Exercise aim. Write out every entry exactly as given, but omit the pictures.

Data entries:
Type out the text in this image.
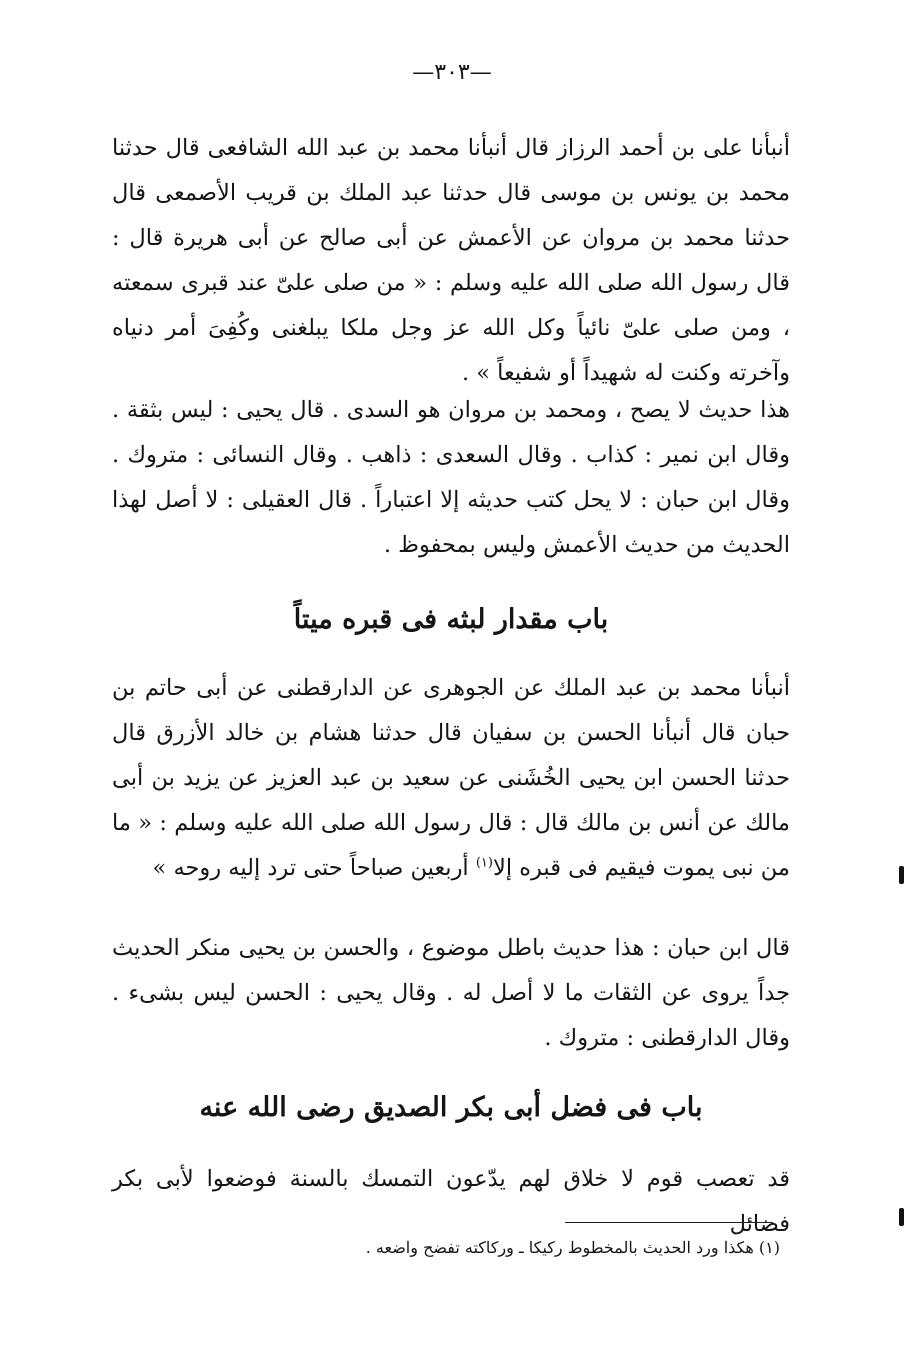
—٣٠٣—

أنبأنا على بن أحمد الرزاز قال أنبأنا محمد بن عبد الله الشافعى قال حدثنا محمد بن يونس بن موسى قال حدثنا عبد الملك بن قريب الأصمعى قال حدثنا محمد بن مروان عن الأعمش عن أبى صالح عن أبى هريرة قال : قال رسول الله صلى الله عليه وسلم : « من صلى علىّ عند قبرى سمعته ، ومن صلى علىّ نائياً وكل الله عز وجل ملكا يبلغنى وكُفِىَ أمر دنياه وآخرته وكنت له شهيداً أو شفيعاً » .

هذا حديث لا يصح ، ومحمد بن مروان هو السدى . قال يحيى : ليس بثقة . وقال ابن نمير : كذاب . وقال السعدى : ذاهب . وقال النسائى : متروك . وقال ابن حبان : لا يحل كتب حديثه إلا اعتباراً . قال العقيلى : لا أصل لهذا الحديث من حديث الأعمش وليس بمحفوظ .

باب مقدار لبثه فى قبره ميتاً

أنبأنا محمد بن عبد الملك عن الجوهرى عن الدارقطنى عن أبى حاتم بن حبان قال أنبأنا الحسن بن سفيان قال حدثنا هشام بن خالد الأزرق قال حدثنا الحسن ابن يحيى الخُشَنى عن سعيد بن عبد العزيز عن يزيد بن أبى مالك عن أنس بن مالك قال : قال رسول الله صلى الله عليه وسلم : « ما من نبى يموت فيقيم فى قبره إلا$^{(١)}$ أربعين صباحاً حتى ترد إليه روحه »

قال ابن حبان : هذا حديث باطل موضوع ، والحسن بن يحيى منكر الحديث جداً يروى عن الثقات ما لا أصل له . وقال يحيى : الحسن ليس بشىء . وقال الدارقطنى : متروك .

باب فى فضل أبى بكر الصديق رضى الله عنه

قد تعصب قوم لا خلاق لهم يدّعون التمسك بالسنة فوضعوا لأبى بكر فضائل

(١) هكذا ورد الحديث بالمخطوط ركيكا ـ وركاكته تفضح واضعه .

Exercise answer.
Type out the text in this image.
—٣٠٣—

أنبأنا على بن أحمد الرزاز قال أنبأنا محمد بن عبد الله الشافعى قال حدثنا محمد بن يونس بن موسى قال حدثنا عبد الملك بن قريب الأصمعى قال حدثنا محمد بن مروان عن الأعمش عن أبى صالح عن أبى هريرة قال : قال رسول الله صلى الله عليه وسلم : « من صلى علىّ عند قبرى سمعته ، ومن صلى علىّ نائياً وكل الله عز وجل ملكا يبلغنى وكُفِىَ أمر دنياه وآخرته وكنت له شهيداً أو شفيعاً » .

هذا حديث لا يصح ، ومحمد بن مروان هو السدى . قال يحيى : ليس بثقة . وقال ابن نمير : كذاب . وقال السعدى : ذاهب . وقال النسائى : متروك . وقال ابن حبان : لا يحل كتب حديثه إلا اعتباراً . قال العقيلى : لا أصل لهذا الحديث من حديث الأعمش وليس بمحفوظ .

باب مقدار لبثه فى قبره ميتاً

أنبأنا محمد بن عبد الملك عن الجوهرى عن الدارقطنى عن أبى حاتم بن حبان قال أنبأنا الحسن بن سفيان قال حدثنا هشام بن خالد الأزرق قال حدثنا الحسن ابن يحيى الخُشَنى عن سعيد بن عبد العزيز عن يزيد بن أبى مالك عن أنس بن مالك قال : قال رسول الله صلى الله عليه وسلم : « ما من نبى يموت فيقيم فى قبره إلا$^{(١)}$ أربعين صباحاً حتى ترد إليه روحه »

قال ابن حبان : هذا حديث باطل موضوع ، والحسن بن يحيى منكر الحديث جداً يروى عن الثقات ما لا أصل له . وقال يحيى : الحسن ليس بشىء . وقال الدارقطنى : متروك .

باب فى فضل أبى بكر الصديق رضى الله عنه

قد تعصب قوم لا خلاق لهم يدّعون التمسك بالسنة فوضعوا لأبى بكر فضائل

(١) هكذا ورد الحديث بالمخطوط ركيكا ـ وركاكته تفضح واضعه .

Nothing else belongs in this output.